* **Listed entries**
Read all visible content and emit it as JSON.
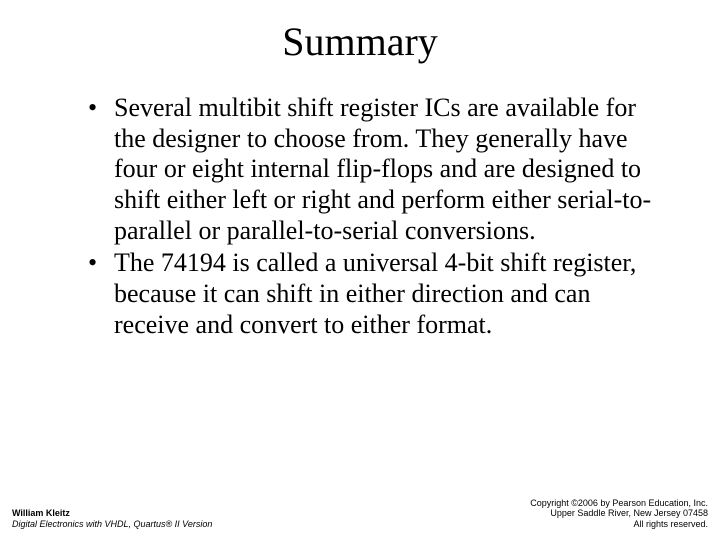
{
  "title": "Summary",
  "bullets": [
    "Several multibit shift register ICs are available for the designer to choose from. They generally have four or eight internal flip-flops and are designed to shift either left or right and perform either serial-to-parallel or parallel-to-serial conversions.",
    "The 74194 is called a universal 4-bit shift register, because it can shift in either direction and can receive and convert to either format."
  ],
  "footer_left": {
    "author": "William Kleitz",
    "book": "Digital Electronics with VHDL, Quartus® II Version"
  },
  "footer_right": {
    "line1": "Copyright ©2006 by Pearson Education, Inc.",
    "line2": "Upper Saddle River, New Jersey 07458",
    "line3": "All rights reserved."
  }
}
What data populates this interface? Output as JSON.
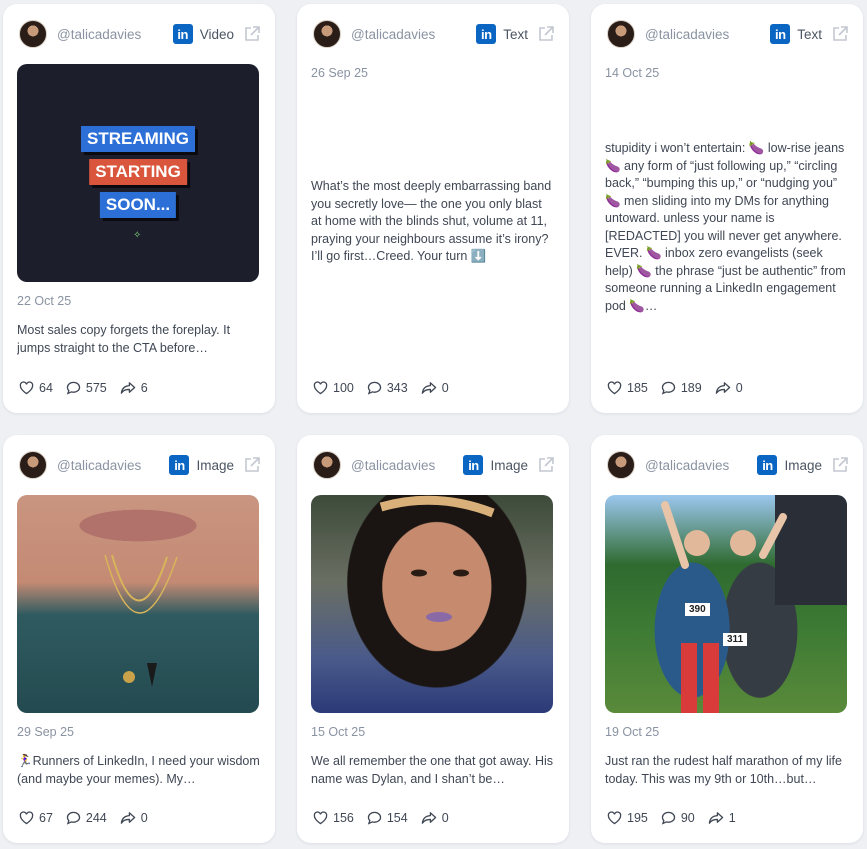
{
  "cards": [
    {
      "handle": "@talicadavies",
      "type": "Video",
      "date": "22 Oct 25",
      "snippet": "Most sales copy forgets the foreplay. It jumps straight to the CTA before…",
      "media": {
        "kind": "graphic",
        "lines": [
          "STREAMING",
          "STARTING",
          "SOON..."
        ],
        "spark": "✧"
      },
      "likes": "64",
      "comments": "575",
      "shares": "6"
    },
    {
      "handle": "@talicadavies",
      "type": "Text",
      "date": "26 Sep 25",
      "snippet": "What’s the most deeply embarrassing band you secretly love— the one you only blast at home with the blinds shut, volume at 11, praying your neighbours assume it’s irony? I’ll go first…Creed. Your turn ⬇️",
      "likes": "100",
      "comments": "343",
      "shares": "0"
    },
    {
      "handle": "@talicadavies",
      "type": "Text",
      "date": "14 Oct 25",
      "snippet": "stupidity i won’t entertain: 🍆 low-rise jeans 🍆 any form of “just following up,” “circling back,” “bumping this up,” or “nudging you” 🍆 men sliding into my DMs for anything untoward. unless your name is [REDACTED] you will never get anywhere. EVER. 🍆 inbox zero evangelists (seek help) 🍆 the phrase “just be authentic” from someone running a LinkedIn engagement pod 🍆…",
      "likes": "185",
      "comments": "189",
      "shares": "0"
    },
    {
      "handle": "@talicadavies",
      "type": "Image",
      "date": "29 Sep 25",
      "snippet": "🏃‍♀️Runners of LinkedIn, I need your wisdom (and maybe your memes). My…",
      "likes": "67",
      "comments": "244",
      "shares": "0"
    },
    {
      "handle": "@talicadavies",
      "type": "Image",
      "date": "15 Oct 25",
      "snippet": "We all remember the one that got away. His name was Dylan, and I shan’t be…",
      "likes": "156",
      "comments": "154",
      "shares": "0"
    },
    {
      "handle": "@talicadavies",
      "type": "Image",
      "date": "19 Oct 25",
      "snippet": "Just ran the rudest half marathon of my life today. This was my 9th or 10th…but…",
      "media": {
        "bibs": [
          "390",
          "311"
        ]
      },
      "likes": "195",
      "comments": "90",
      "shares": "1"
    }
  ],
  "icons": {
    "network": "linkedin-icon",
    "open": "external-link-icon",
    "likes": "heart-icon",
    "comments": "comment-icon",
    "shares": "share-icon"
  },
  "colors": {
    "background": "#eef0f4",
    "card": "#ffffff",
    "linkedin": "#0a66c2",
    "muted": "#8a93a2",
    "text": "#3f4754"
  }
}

* **Your goal**
Track down every line with the word "date" and copy it.

* **Answer**
      "date": "22 Oct 25",
      "date": "26 Sep 25",
      "date": "14 Oct 25",
      "date": "29 Sep 25",
      "date": "15 Oct 25",
      "date": "19 Oct 25",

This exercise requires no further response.